▸ The request
Search the material for "sure" and show all lines that contain it.

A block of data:
──────────────────────────────
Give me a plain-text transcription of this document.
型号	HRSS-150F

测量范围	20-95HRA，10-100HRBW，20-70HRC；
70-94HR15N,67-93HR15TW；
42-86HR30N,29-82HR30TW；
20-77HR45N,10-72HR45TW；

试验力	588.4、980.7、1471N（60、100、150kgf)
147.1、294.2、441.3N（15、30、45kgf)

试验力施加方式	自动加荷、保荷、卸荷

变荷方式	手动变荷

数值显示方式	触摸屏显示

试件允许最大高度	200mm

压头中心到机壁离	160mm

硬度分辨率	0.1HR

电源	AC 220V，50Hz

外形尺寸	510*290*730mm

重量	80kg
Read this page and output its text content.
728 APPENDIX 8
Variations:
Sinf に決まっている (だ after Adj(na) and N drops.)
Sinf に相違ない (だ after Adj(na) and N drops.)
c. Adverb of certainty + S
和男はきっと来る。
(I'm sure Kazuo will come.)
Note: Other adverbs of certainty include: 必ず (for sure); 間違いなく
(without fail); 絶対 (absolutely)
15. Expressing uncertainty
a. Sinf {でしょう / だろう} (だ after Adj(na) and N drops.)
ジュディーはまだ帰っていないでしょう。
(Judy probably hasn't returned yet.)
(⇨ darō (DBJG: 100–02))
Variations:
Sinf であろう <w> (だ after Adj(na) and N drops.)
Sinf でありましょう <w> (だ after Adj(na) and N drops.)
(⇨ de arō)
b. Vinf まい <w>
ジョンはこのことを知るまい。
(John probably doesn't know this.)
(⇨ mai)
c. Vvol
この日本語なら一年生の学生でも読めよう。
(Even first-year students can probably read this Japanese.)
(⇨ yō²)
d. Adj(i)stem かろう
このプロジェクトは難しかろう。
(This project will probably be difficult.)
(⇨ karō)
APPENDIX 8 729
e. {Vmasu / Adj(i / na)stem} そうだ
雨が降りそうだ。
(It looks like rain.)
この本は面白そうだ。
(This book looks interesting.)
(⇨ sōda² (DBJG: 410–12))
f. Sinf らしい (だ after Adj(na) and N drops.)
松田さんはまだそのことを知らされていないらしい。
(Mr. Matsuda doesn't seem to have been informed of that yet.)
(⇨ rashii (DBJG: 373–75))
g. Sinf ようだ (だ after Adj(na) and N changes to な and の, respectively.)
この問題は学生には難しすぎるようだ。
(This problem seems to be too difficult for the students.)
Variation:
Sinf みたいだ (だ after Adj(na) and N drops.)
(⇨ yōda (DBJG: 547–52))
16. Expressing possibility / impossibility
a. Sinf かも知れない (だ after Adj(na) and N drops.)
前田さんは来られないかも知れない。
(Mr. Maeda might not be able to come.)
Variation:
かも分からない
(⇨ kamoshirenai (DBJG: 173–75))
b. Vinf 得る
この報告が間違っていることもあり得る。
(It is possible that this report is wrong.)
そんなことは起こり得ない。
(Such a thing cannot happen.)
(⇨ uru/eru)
──────────────────────────────
▸ Finished answer
(I'm sure Kazuo will come.)
Note: Other adverbs of certainty include: 必ず (for sure); 間違いなく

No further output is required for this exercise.